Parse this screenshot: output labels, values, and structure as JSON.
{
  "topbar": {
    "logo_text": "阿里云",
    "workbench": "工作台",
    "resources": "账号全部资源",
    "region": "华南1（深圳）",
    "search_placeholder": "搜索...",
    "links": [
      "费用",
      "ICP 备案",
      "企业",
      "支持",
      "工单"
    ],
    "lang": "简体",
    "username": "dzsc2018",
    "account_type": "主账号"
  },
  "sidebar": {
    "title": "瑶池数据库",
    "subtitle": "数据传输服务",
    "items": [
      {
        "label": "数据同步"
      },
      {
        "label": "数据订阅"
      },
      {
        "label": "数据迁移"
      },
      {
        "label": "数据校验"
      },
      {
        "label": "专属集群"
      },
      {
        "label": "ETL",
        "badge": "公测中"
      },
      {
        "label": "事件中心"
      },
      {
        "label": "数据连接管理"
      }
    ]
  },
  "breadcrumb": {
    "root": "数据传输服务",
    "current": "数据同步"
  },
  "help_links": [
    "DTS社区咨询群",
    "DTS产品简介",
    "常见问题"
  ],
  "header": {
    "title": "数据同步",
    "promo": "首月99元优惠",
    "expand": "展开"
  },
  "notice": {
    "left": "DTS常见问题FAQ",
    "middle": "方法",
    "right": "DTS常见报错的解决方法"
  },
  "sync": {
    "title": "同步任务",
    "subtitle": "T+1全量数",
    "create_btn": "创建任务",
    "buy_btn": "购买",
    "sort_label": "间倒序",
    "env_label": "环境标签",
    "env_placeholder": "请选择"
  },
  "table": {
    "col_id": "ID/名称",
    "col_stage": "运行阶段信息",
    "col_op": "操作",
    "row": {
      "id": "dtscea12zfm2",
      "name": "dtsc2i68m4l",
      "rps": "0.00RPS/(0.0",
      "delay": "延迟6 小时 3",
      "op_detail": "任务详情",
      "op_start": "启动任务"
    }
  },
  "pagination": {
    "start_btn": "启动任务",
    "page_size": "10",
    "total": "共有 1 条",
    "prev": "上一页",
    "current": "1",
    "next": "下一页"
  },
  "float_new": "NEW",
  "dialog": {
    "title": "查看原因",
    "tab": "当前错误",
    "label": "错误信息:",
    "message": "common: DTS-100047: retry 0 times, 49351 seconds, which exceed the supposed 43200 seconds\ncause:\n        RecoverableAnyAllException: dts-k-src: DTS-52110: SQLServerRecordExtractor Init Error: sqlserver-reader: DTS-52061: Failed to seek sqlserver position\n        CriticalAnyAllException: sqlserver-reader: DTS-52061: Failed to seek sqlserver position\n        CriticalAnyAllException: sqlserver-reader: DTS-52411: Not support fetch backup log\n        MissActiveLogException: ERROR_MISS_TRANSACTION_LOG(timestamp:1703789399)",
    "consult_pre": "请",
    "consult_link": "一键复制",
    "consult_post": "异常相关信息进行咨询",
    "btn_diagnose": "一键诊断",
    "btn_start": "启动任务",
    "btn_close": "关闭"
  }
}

What is asked: Pull out every line above that holds the word "启动任务".

Response to this task:
      "op_start": "启动任务"
    "start_btn": "启动任务",
    "btn_start": "启动任务",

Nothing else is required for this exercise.